Copy every line of the records below where the word "厚度或平行面间距" occurs.

=-=-=-=-=

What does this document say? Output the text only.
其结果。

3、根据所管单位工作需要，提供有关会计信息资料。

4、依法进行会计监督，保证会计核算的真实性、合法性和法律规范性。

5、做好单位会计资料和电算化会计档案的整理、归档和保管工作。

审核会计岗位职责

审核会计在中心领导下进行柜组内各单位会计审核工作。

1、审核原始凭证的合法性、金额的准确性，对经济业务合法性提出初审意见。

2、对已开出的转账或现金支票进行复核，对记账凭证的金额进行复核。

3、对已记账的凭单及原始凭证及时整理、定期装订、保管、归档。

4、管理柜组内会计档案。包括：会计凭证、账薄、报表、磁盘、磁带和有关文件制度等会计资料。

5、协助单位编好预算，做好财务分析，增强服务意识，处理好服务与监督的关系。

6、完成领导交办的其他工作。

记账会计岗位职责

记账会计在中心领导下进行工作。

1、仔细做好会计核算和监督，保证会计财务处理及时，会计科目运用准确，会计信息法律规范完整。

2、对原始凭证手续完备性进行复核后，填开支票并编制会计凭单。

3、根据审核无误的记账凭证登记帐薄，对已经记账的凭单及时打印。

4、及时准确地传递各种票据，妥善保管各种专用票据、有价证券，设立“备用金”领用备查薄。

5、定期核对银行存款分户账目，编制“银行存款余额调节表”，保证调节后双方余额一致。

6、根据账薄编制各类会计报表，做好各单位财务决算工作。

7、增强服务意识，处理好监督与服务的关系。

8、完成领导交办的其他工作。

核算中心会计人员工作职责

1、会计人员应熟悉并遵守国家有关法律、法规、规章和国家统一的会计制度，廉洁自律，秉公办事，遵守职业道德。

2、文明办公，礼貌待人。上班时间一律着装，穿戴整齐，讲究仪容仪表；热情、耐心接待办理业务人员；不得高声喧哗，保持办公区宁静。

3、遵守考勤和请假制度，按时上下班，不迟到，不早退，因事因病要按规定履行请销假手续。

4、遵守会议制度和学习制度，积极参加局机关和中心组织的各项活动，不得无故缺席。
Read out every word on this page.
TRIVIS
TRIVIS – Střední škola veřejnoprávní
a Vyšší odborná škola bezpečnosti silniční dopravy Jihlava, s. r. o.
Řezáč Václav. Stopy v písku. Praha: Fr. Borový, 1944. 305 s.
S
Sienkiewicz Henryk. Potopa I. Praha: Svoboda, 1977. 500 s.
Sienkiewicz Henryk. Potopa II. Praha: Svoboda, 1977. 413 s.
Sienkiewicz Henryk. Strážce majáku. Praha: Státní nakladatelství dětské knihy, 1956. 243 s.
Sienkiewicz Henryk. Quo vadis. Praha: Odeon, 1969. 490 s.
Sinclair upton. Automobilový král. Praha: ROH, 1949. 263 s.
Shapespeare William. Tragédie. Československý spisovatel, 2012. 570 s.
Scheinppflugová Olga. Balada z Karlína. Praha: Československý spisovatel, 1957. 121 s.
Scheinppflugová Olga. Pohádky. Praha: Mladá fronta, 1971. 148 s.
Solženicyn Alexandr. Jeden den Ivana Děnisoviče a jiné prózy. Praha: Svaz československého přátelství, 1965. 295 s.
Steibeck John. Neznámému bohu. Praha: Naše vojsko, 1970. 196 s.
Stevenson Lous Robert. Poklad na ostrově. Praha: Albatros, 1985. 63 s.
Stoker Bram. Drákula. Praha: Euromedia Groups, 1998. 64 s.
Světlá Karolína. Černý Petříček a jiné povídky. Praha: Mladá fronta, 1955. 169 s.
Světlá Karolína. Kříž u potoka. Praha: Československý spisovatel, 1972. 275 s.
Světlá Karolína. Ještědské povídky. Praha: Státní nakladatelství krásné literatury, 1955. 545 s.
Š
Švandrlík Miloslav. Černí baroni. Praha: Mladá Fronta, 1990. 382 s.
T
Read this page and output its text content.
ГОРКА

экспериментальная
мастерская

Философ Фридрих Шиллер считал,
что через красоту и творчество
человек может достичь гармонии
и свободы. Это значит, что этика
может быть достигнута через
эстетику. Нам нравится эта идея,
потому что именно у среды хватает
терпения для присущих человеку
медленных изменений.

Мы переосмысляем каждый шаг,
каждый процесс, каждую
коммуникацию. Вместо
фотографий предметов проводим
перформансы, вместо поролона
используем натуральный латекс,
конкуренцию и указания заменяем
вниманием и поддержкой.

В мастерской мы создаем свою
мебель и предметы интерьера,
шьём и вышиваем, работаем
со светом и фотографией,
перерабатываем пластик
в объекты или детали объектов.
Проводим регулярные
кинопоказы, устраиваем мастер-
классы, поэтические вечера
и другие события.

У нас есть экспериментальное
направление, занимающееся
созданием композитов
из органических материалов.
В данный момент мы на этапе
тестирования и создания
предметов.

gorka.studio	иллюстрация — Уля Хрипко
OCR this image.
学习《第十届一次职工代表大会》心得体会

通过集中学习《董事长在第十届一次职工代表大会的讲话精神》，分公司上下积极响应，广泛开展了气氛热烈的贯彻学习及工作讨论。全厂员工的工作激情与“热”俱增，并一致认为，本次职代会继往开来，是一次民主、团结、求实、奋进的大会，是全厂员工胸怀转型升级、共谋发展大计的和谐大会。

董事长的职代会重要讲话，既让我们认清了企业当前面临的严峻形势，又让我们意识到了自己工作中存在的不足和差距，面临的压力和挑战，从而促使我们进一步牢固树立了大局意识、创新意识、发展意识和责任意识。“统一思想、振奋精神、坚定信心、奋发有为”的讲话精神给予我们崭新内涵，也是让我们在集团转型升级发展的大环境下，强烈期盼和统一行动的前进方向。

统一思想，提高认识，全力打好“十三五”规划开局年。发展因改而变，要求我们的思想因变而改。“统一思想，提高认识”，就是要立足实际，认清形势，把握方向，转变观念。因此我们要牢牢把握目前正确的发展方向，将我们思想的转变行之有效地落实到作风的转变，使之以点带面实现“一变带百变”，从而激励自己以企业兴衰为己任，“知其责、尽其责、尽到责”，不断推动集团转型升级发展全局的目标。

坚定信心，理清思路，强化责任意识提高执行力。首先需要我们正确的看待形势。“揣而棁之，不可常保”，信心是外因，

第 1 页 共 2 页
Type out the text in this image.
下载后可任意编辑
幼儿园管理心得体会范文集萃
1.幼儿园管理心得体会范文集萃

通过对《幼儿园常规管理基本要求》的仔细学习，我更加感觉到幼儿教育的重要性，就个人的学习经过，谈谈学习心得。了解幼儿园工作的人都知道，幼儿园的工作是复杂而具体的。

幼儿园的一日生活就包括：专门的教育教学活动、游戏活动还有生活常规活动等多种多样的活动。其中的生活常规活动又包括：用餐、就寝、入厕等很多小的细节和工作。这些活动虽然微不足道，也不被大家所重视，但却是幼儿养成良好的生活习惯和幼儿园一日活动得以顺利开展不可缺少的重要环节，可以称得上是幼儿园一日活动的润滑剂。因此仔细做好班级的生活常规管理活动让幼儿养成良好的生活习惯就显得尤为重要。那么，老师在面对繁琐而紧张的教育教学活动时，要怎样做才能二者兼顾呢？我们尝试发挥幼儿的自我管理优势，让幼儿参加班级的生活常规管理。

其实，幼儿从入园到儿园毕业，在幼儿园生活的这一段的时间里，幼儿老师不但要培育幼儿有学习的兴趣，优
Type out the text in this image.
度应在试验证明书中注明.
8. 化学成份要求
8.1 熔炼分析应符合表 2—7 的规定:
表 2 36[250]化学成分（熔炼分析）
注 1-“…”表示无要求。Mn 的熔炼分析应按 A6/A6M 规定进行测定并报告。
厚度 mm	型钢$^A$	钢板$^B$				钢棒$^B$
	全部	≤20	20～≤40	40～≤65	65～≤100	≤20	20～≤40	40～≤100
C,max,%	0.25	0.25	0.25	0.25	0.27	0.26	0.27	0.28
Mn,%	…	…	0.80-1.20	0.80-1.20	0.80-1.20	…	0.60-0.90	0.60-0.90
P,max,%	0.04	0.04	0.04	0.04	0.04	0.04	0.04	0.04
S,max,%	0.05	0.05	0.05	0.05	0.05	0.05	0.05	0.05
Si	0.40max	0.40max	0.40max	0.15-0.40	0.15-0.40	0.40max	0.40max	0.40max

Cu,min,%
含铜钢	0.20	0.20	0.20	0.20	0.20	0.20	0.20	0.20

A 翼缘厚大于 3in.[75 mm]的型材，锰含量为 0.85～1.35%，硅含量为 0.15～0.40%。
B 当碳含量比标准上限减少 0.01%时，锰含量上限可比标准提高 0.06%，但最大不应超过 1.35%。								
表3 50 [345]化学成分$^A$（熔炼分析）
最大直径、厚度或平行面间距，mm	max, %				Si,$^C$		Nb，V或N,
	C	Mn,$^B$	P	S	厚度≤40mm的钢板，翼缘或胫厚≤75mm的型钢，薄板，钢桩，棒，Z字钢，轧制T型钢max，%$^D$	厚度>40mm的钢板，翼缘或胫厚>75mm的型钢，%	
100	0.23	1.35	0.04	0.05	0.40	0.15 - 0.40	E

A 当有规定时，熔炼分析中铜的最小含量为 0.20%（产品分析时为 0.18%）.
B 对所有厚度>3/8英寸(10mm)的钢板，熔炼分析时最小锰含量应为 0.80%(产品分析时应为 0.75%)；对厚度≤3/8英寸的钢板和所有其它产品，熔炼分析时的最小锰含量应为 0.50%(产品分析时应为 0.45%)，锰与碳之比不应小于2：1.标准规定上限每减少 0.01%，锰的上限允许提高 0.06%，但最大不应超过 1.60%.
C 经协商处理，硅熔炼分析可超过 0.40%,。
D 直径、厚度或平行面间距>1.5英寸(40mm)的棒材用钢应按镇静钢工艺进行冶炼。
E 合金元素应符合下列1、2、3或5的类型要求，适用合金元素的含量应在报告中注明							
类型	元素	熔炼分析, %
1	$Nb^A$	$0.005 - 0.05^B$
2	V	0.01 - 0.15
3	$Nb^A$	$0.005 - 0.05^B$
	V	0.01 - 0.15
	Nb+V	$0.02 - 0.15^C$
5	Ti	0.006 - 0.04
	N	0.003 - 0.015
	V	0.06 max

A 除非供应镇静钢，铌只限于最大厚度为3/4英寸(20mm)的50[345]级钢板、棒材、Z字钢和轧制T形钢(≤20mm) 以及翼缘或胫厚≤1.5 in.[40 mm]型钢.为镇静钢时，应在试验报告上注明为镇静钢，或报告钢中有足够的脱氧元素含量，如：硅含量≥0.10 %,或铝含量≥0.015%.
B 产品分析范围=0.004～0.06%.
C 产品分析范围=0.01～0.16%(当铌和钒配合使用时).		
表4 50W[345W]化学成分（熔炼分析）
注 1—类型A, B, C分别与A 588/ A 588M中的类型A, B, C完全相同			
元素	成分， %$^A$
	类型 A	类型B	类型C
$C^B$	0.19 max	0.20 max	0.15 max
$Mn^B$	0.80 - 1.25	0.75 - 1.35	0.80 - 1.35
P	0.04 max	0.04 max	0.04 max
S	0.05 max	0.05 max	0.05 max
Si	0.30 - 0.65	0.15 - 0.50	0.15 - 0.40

=-=-=-=-=

- [Answer to this exercise]:
最大直径、厚度或平行面间距，mm	max, %				Si,$^C$		Nb，V或N,
D 直径、厚度或平行面间距>1.5英寸(40mm)的棒材用钢应按镇静钢工艺进行冶炼。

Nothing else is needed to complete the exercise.